Start of Available records

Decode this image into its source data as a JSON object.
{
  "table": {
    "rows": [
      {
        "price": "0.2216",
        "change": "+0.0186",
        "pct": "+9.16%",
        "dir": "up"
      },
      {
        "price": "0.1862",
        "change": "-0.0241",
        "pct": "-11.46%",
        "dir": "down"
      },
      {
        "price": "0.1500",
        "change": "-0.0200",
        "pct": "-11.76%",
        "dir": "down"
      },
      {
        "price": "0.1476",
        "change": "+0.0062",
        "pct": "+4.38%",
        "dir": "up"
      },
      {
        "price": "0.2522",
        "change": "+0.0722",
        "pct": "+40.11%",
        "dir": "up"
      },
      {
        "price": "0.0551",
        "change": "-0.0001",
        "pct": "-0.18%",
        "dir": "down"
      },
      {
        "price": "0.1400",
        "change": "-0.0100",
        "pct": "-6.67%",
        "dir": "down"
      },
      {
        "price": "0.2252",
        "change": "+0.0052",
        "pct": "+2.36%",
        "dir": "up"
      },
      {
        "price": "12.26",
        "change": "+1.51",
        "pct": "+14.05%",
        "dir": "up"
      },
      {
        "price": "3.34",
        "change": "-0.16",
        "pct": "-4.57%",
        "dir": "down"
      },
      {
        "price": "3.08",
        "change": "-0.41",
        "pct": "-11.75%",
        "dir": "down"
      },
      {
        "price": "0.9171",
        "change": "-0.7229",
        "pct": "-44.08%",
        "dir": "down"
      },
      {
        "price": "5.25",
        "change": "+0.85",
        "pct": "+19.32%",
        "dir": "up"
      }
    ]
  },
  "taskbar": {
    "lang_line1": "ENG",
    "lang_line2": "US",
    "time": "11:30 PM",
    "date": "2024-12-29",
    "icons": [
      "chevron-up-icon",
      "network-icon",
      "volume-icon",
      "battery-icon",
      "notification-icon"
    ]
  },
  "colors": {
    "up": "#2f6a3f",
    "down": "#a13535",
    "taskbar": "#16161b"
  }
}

End of Available records

Repeat the records above exactly.

* **Solution below**
Decode this image into its source data as a JSON object.
{
  "table": {
    "rows": [
      {
        "price": "0.2216",
        "change": "+0.0186",
        "pct": "+9.16%",
        "dir": "up"
      },
      {
        "price": "0.1862",
        "change": "-0.0241",
        "pct": "-11.46%",
        "dir": "down"
      },
      {
        "price": "0.1500",
        "change": "-0.0200",
        "pct": "-11.76%",
        "dir": "down"
      },
      {
        "price": "0.1476",
        "change": "+0.0062",
        "pct": "+4.38%",
        "dir": "up"
      },
      {
        "price": "0.2522",
        "change": "+0.0722",
        "pct": "+40.11%",
        "dir": "up"
      },
      {
        "price": "0.0551",
        "change": "-0.0001",
        "pct": "-0.18%",
        "dir": "down"
      },
      {
        "price": "0.1400",
        "change": "-0.0100",
        "pct": "-6.67%",
        "dir": "down"
      },
      {
        "price": "0.2252",
        "change": "+0.0052",
        "pct": "+2.36%",
        "dir": "up"
      },
      {
        "price": "12.26",
        "change": "+1.51",
        "pct": "+14.05%",
        "dir": "up"
      },
      {
        "price": "3.34",
        "change": "-0.16",
        "pct": "-4.57%",
        "dir": "down"
      },
      {
        "price": "3.08",
        "change": "-0.41",
        "pct": "-11.75%",
        "dir": "down"
      },
      {
        "price": "0.9171",
        "change": "-0.7229",
        "pct": "-44.08%",
        "dir": "down"
      },
      {
        "price": "5.25",
        "change": "+0.85",
        "pct": "+19.32%",
        "dir": "up"
      }
    ]
  },
  "taskbar": {
    "lang_line1": "ENG",
    "lang_line2": "US",
    "time": "11:30 PM",
    "date": "2024-12-29",
    "icons": [
      "chevron-up-icon",
      "network-icon",
      "volume-icon",
      "battery-icon",
      "notification-icon"
    ]
  },
  "colors": {
    "up": "#2f6a3f",
    "down": "#a13535",
    "taskbar": "#16161b"
  }
}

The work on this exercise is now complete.